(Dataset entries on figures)
——————

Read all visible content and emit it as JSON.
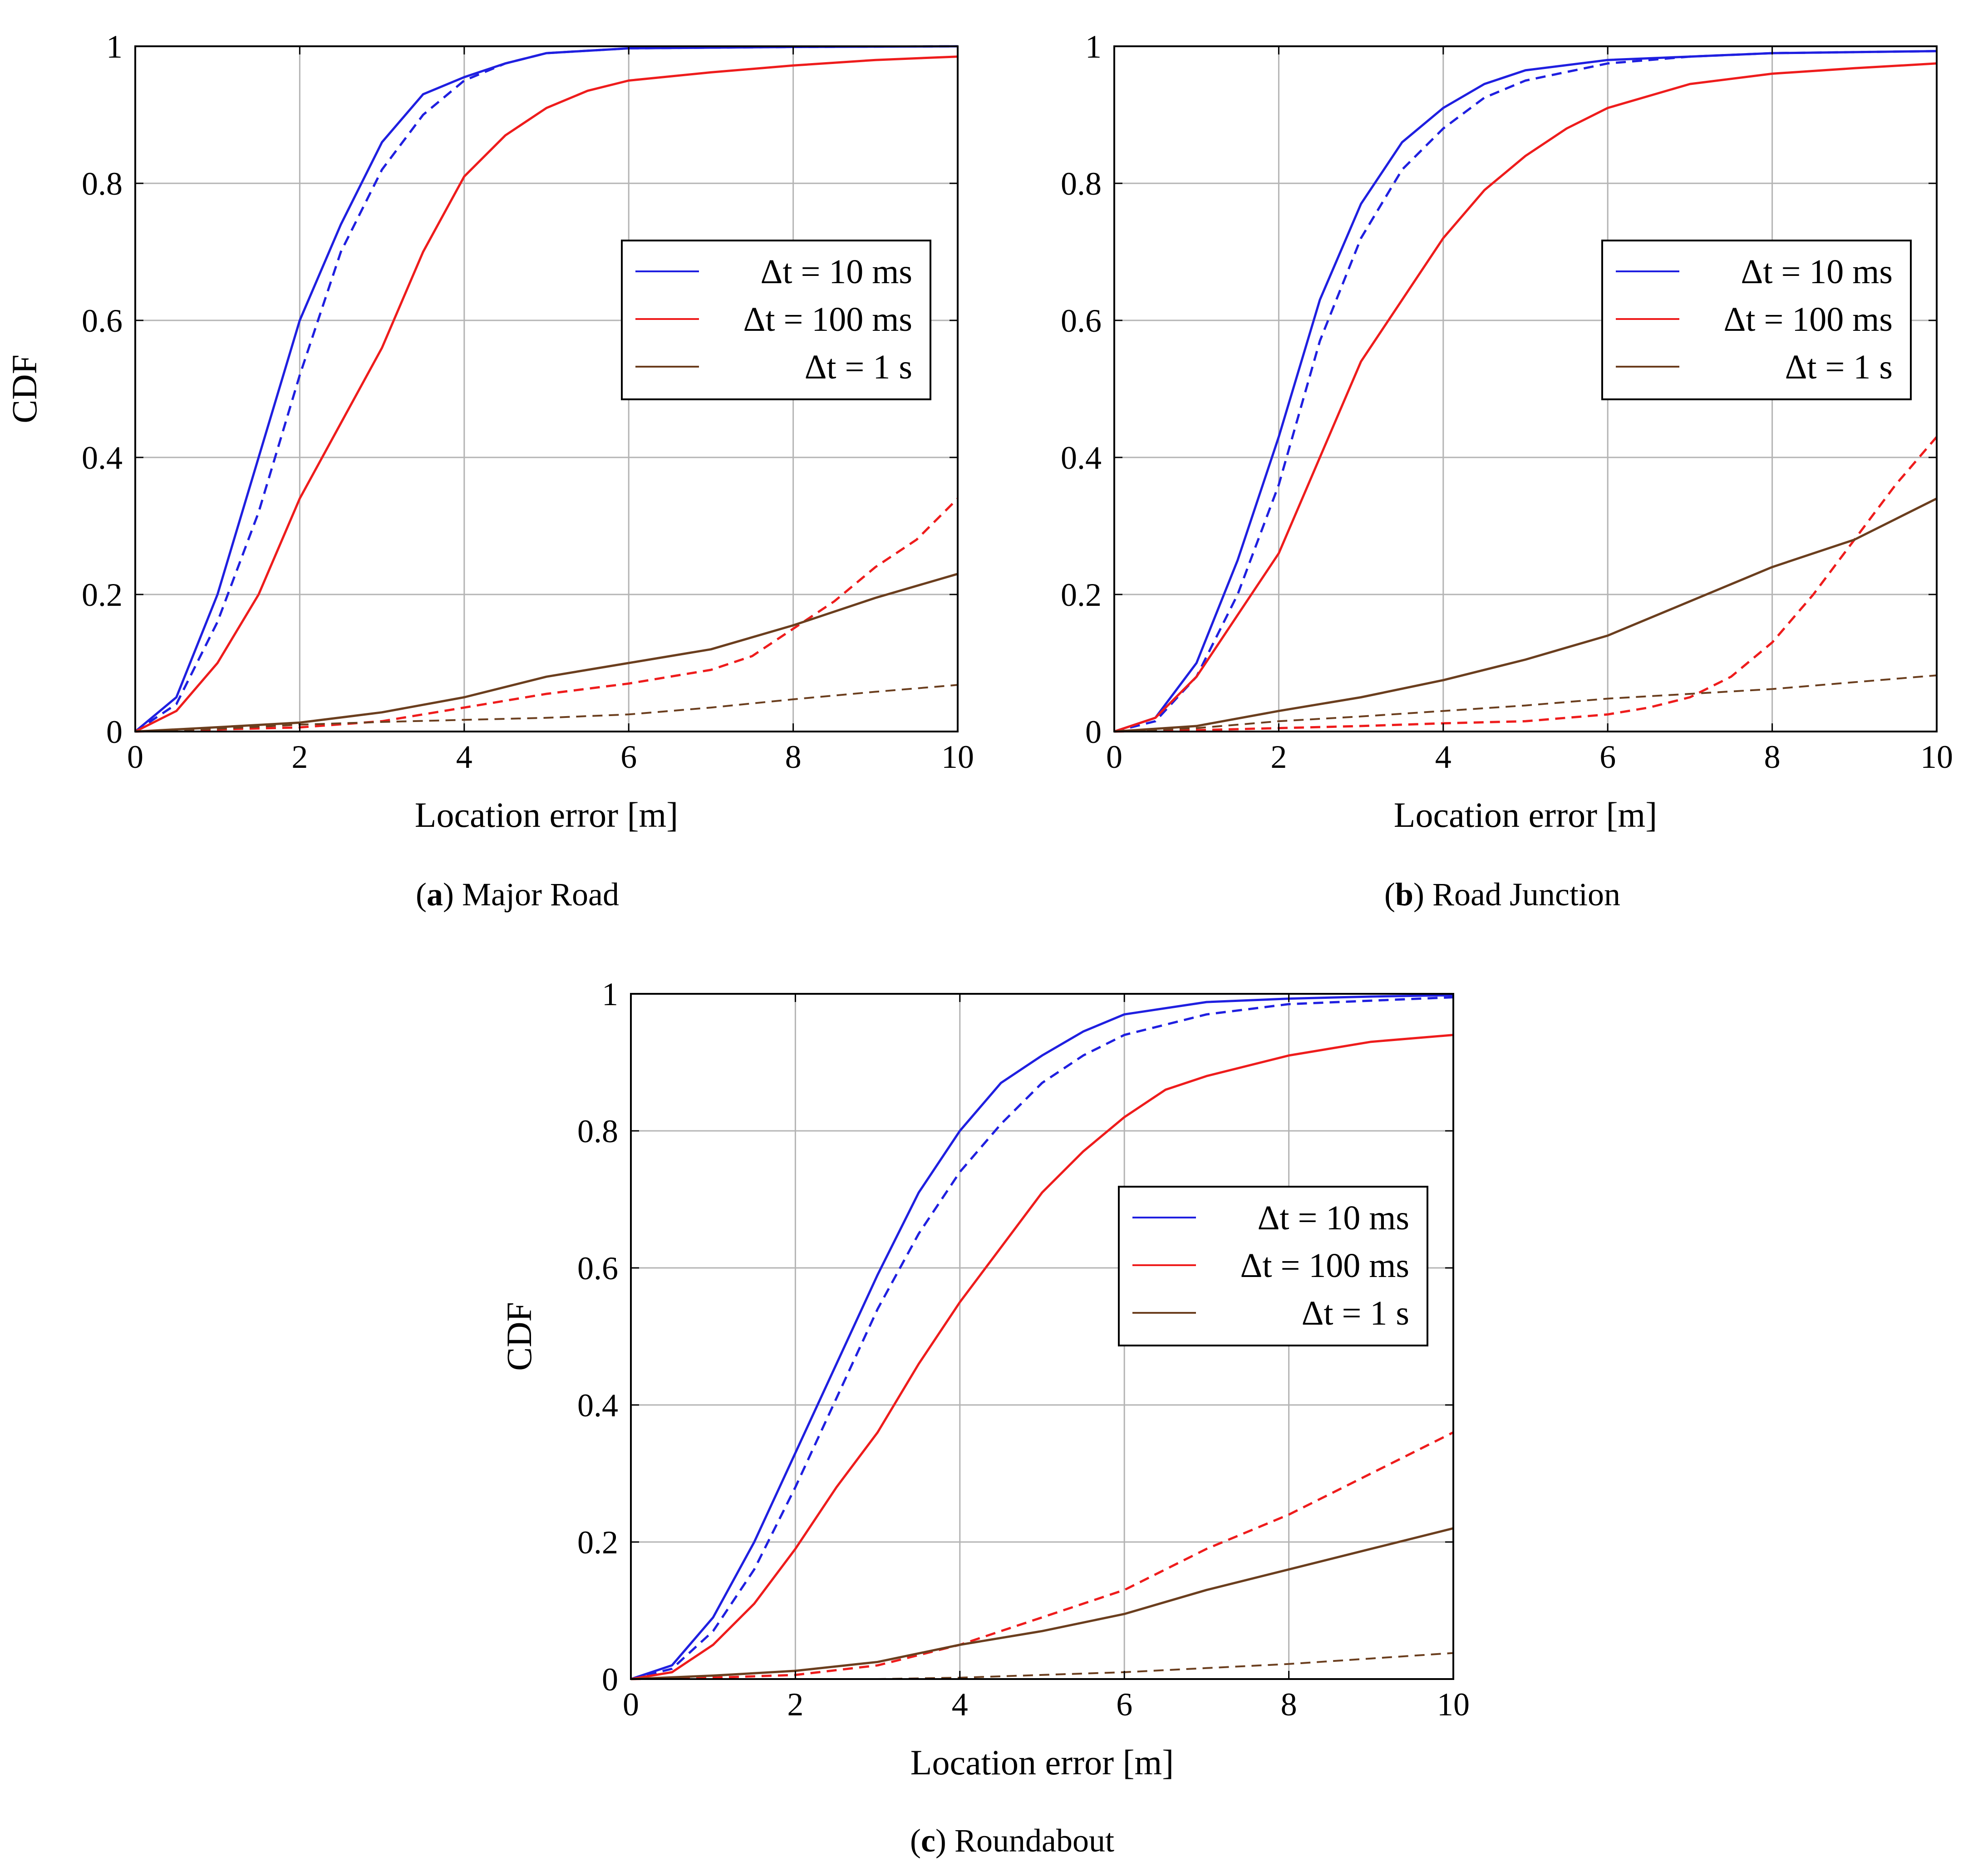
{
  "figure": {
    "captions": [
      {
        "label": "a",
        "text": "Major Road"
      },
      {
        "label": "b",
        "text": "Road Junction"
      },
      {
        "label": "c",
        "text": "Roundabout"
      }
    ]
  },
  "colors": {
    "blue": "#1f1fe0",
    "red": "#ee1c1c",
    "brown": "#6b3e1e",
    "grid": "#b4b4b4"
  },
  "chart_data": [
    {
      "type": "line",
      "title": "Major Road",
      "xlabel": "Location error [m]",
      "ylabel": "CDF",
      "xlim": [
        0,
        10
      ],
      "ylim": [
        0,
        1
      ],
      "xticks": [
        "0",
        "2",
        "4",
        "6",
        "8",
        "10"
      ],
      "yticks": [
        "0",
        "0.2",
        "0.4",
        "0.6",
        "0.8",
        "1"
      ],
      "grid": true,
      "legend_position": "center-right",
      "legend": [
        "Δt = 10 ms",
        "Δt = 100 ms",
        "Δt = 1 s"
      ],
      "series": [
        {
          "name": "Δt = 10 ms",
          "color": "blue",
          "dashed": false,
          "x": [
            0,
            0.5,
            1,
            1.5,
            2,
            2.5,
            3,
            3.5,
            4,
            4.5,
            5,
            6,
            7,
            8,
            10
          ],
          "y": [
            0,
            0.05,
            0.2,
            0.4,
            0.6,
            0.74,
            0.86,
            0.93,
            0.955,
            0.975,
            0.99,
            0.997,
            0.998,
            0.999,
            1.0
          ]
        },
        {
          "name": "Δt = 10 ms (dashed)",
          "color": "blue",
          "dashed": true,
          "x": [
            0,
            0.5,
            1,
            1.5,
            2,
            2.5,
            3,
            3.5,
            4,
            4.5,
            5,
            6,
            7,
            8,
            10
          ],
          "y": [
            0,
            0.04,
            0.16,
            0.32,
            0.52,
            0.7,
            0.82,
            0.9,
            0.95,
            0.975,
            0.99,
            0.997,
            0.998,
            0.999,
            1.0
          ]
        },
        {
          "name": "Δt = 100 ms",
          "color": "red",
          "dashed": false,
          "x": [
            0,
            0.5,
            1,
            1.5,
            2,
            2.5,
            3,
            3.5,
            4,
            4.5,
            5,
            5.5,
            6,
            7,
            8,
            9,
            10
          ],
          "y": [
            0,
            0.03,
            0.1,
            0.2,
            0.34,
            0.45,
            0.56,
            0.7,
            0.81,
            0.87,
            0.91,
            0.935,
            0.95,
            0.962,
            0.972,
            0.98,
            0.985
          ]
        },
        {
          "name": "Δt = 100 ms (dashed)",
          "color": "red",
          "dashed": true,
          "x": [
            0,
            1,
            2,
            3,
            4,
            5,
            6,
            7,
            7.5,
            8,
            8.5,
            9,
            9.5,
            10
          ],
          "y": [
            0,
            0.003,
            0.006,
            0.015,
            0.035,
            0.055,
            0.07,
            0.09,
            0.11,
            0.15,
            0.19,
            0.24,
            0.28,
            0.34
          ]
        },
        {
          "name": "Δt = 1 s",
          "color": "brown",
          "dashed": false,
          "x": [
            0,
            0.8,
            2,
            3,
            4,
            5,
            6,
            7,
            8,
            9,
            10
          ],
          "y": [
            0,
            0.005,
            0.013,
            0.028,
            0.05,
            0.08,
            0.1,
            0.12,
            0.155,
            0.195,
            0.23
          ]
        },
        {
          "name": "Δt = 1 s (dashed)",
          "color": "brown",
          "dashed": true,
          "x": [
            0,
            0.5,
            1,
            2,
            3,
            4,
            5,
            6,
            7,
            8,
            9,
            10
          ],
          "y": [
            0,
            0.002,
            0.004,
            0.01,
            0.014,
            0.017,
            0.02,
            0.025,
            0.035,
            0.047,
            0.058,
            0.068
          ]
        }
      ]
    },
    {
      "type": "line",
      "title": "Road Junction",
      "xlabel": "Location error [m]",
      "ylabel": "",
      "xlim": [
        0,
        10
      ],
      "ylim": [
        0,
        1
      ],
      "xticks": [
        "0",
        "2",
        "4",
        "6",
        "8",
        "10"
      ],
      "yticks": [
        "0",
        "0.2",
        "0.4",
        "0.6",
        "0.8",
        "1"
      ],
      "grid": true,
      "legend_position": "center-right",
      "legend": [
        "Δt = 10 ms",
        "Δt = 100 ms",
        "Δt = 1 s"
      ],
      "series": [
        {
          "name": "Δt = 10 ms",
          "color": "blue",
          "dashed": false,
          "x": [
            0,
            0.5,
            1,
            1.5,
            2,
            2.5,
            3,
            3.5,
            4,
            4.5,
            5,
            6,
            7,
            8,
            10
          ],
          "y": [
            0,
            0.02,
            0.1,
            0.25,
            0.43,
            0.63,
            0.77,
            0.86,
            0.91,
            0.945,
            0.965,
            0.98,
            0.985,
            0.99,
            0.993
          ]
        },
        {
          "name": "Δt = 10 ms (dashed)",
          "color": "blue",
          "dashed": true,
          "x": [
            0,
            0.5,
            1,
            1.5,
            2,
            2.5,
            3,
            3.5,
            4,
            4.5,
            5,
            6,
            7,
            8,
            10
          ],
          "y": [
            0,
            0.015,
            0.08,
            0.2,
            0.36,
            0.57,
            0.72,
            0.82,
            0.88,
            0.925,
            0.95,
            0.975,
            0.985,
            0.99,
            0.993
          ]
        },
        {
          "name": "Δt = 100 ms",
          "color": "red",
          "dashed": false,
          "x": [
            0,
            0.5,
            1,
            1.5,
            2,
            2.5,
            3,
            3.5,
            4,
            4.5,
            5,
            5.5,
            6,
            7,
            8,
            9,
            10
          ],
          "y": [
            0,
            0.02,
            0.08,
            0.17,
            0.26,
            0.4,
            0.54,
            0.63,
            0.72,
            0.79,
            0.84,
            0.88,
            0.91,
            0.945,
            0.96,
            0.968,
            0.975
          ]
        },
        {
          "name": "Δt = 100 ms (dashed)",
          "color": "red",
          "dashed": true,
          "x": [
            0,
            1,
            2,
            3,
            4,
            5,
            6,
            6.5,
            7,
            7.5,
            8,
            8.5,
            9,
            9.5,
            10
          ],
          "y": [
            0,
            0.002,
            0.005,
            0.008,
            0.012,
            0.015,
            0.025,
            0.035,
            0.05,
            0.08,
            0.13,
            0.2,
            0.28,
            0.36,
            0.43
          ]
        },
        {
          "name": "Δt = 1 s",
          "color": "brown",
          "dashed": false,
          "x": [
            0,
            1,
            2,
            3,
            4,
            5,
            6,
            7,
            8,
            9,
            10
          ],
          "y": [
            0,
            0.008,
            0.03,
            0.05,
            0.075,
            0.105,
            0.14,
            0.19,
            0.24,
            0.28,
            0.34
          ]
        },
        {
          "name": "Δt = 1 s (dashed)",
          "color": "brown",
          "dashed": true,
          "x": [
            0,
            1,
            2,
            3,
            4,
            5,
            6,
            7,
            8,
            9,
            10
          ],
          "y": [
            0,
            0.005,
            0.015,
            0.022,
            0.03,
            0.038,
            0.048,
            0.055,
            0.062,
            0.072,
            0.082
          ]
        }
      ]
    },
    {
      "type": "line",
      "title": "Roundabout",
      "xlabel": "Location error [m]",
      "ylabel": "CDF",
      "xlim": [
        0,
        10
      ],
      "ylim": [
        0,
        1
      ],
      "xticks": [
        "0",
        "2",
        "4",
        "6",
        "8",
        "10"
      ],
      "yticks": [
        "0",
        "0.2",
        "0.4",
        "0.6",
        "0.8",
        "1"
      ],
      "grid": true,
      "legend_position": "center-right",
      "legend": [
        "Δt = 10 ms",
        "Δt = 100 ms",
        "Δt = 1 s"
      ],
      "series": [
        {
          "name": "Δt = 10 ms",
          "color": "blue",
          "dashed": false,
          "x": [
            0,
            0.5,
            1,
            1.5,
            2,
            2.5,
            3,
            3.5,
            4,
            4.5,
            5,
            5.5,
            6,
            7,
            8,
            9,
            10
          ],
          "y": [
            0,
            0.02,
            0.09,
            0.2,
            0.33,
            0.46,
            0.59,
            0.71,
            0.8,
            0.87,
            0.91,
            0.945,
            0.97,
            0.988,
            0.993,
            0.996,
            0.998
          ]
        },
        {
          "name": "Δt = 10 ms (dashed)",
          "color": "blue",
          "dashed": true,
          "x": [
            0,
            0.5,
            1,
            1.5,
            2,
            2.5,
            3,
            3.5,
            4,
            4.5,
            5,
            5.5,
            6,
            7,
            8,
            9,
            10
          ],
          "y": [
            0,
            0.015,
            0.07,
            0.16,
            0.28,
            0.41,
            0.54,
            0.65,
            0.74,
            0.81,
            0.87,
            0.91,
            0.94,
            0.97,
            0.985,
            0.99,
            0.995
          ]
        },
        {
          "name": "Δt = 100 ms",
          "color": "red",
          "dashed": false,
          "x": [
            0,
            0.5,
            1,
            1.5,
            2,
            2.5,
            3,
            3.5,
            4,
            4.5,
            5,
            5.5,
            6,
            6.5,
            7,
            8,
            9,
            10
          ],
          "y": [
            0,
            0.01,
            0.05,
            0.11,
            0.19,
            0.28,
            0.36,
            0.46,
            0.55,
            0.63,
            0.71,
            0.77,
            0.82,
            0.86,
            0.88,
            0.91,
            0.93,
            0.94
          ]
        },
        {
          "name": "Δt = 100 ms (dashed)",
          "color": "red",
          "dashed": true,
          "x": [
            0,
            1,
            2,
            3,
            4,
            5,
            6,
            7,
            8,
            9,
            10
          ],
          "y": [
            0,
            0.002,
            0.006,
            0.02,
            0.05,
            0.09,
            0.13,
            0.19,
            0.24,
            0.3,
            0.36
          ]
        },
        {
          "name": "Δt = 1 s",
          "color": "brown",
          "dashed": false,
          "x": [
            0,
            1,
            2,
            3,
            4,
            5,
            6,
            7,
            8,
            9,
            10
          ],
          "y": [
            0,
            0.005,
            0.012,
            0.025,
            0.05,
            0.07,
            0.095,
            0.13,
            0.16,
            0.19,
            0.22
          ]
        },
        {
          "name": "Δt = 1 s (dashed)",
          "color": "brown",
          "dashed": true,
          "x": [
            0,
            1,
            2,
            3,
            4,
            5,
            6,
            7,
            8,
            9,
            10
          ],
          "y": [
            0,
            0,
            0,
            0,
            0.002,
            0.006,
            0.01,
            0.016,
            0.022,
            0.03,
            0.038
          ]
        }
      ]
    }
  ]
}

——————

**Task instructions:**
Pick each line holding the word "text" out of the listing.

**Written answer:**
        "text": "Major Road"
        "text": "Road Junction"
        "text": "Roundabout"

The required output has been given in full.